**EXERCISE AIM**
Copy all the entries word for word, but omit the pictures.

**DATA SHOWN**
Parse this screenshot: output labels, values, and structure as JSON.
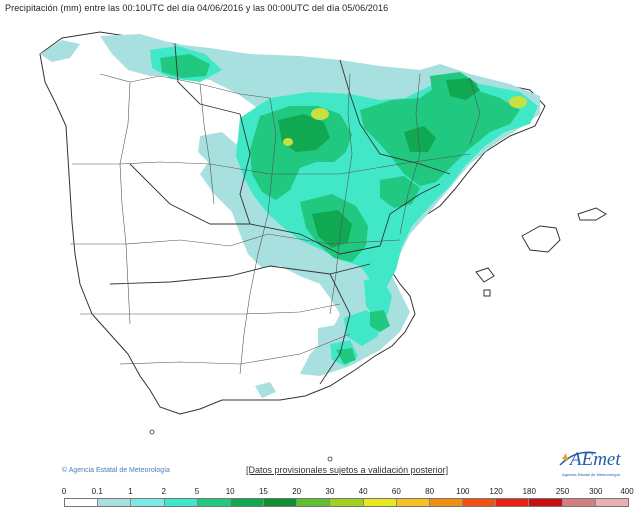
{
  "title": "Precipitación (mm) entre las 00:10UTC del día 04/06/2016 y las 00:00UTC del día 05/06/2016",
  "copyright": "Agencia Estatal de Meteorología",
  "disclaimer": "[Datos provisionales sujetos a validación posterior]",
  "logo": {
    "text": "AEmet",
    "subtitle": "Agencia Estatal de Meteorología"
  },
  "legend": {
    "labels": [
      "0",
      "0.1",
      "1",
      "2",
      "5",
      "10",
      "15",
      "20",
      "30",
      "40",
      "60",
      "80",
      "100",
      "120",
      "180",
      "250",
      "300",
      "400"
    ],
    "colors": [
      "#ffffff",
      "#a8e0e0",
      "#7fe8e8",
      "#40e8c8",
      "#20c880",
      "#10a850",
      "#109030",
      "#60c030",
      "#a0d020",
      "#e8e820",
      "#f8c020",
      "#f09010",
      "#f05010",
      "#e82010",
      "#c81010",
      "#d08080",
      "#e8b0b0"
    ]
  },
  "map": {
    "land_color": "#ffffff",
    "border_color": "#333333",
    "province_border_color": "#888888",
    "rain_colors": {
      "light": "#a8e0e0",
      "cyan": "#7fe8e8",
      "aqua": "#40e8c8",
      "green": "#20c880",
      "dark_green": "#10a850",
      "yellow_green": "#c8e040"
    }
  }
}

**RIGHT ANSWER**
Parse this screenshot: output labels, values, and structure as JSON.
{
  "title": "Precipitación (mm) entre las 00:10UTC del día 04/06/2016 y las 00:00UTC del día 05/06/2016",
  "copyright": "Agencia Estatal de Meteorología",
  "disclaimer": "[Datos provisionales sujetos a validación posterior]",
  "logo": {
    "text": "AEmet",
    "subtitle": "Agencia Estatal de Meteorología"
  },
  "legend": {
    "labels": [
      "0",
      "0.1",
      "1",
      "2",
      "5",
      "10",
      "15",
      "20",
      "30",
      "40",
      "60",
      "80",
      "100",
      "120",
      "180",
      "250",
      "300",
      "400"
    ],
    "colors": [
      "#ffffff",
      "#a8e0e0",
      "#7fe8e8",
      "#40e8c8",
      "#20c880",
      "#10a850",
      "#109030",
      "#60c030",
      "#a0d020",
      "#e8e820",
      "#f8c020",
      "#f09010",
      "#f05010",
      "#e82010",
      "#c81010",
      "#d08080",
      "#e8b0b0"
    ]
  },
  "map": {
    "land_color": "#ffffff",
    "border_color": "#333333",
    "province_border_color": "#888888",
    "rain_colors": {
      "light": "#a8e0e0",
      "cyan": "#7fe8e8",
      "aqua": "#40e8c8",
      "green": "#20c880",
      "dark_green": "#10a850",
      "yellow_green": "#c8e040"
    }
  }
}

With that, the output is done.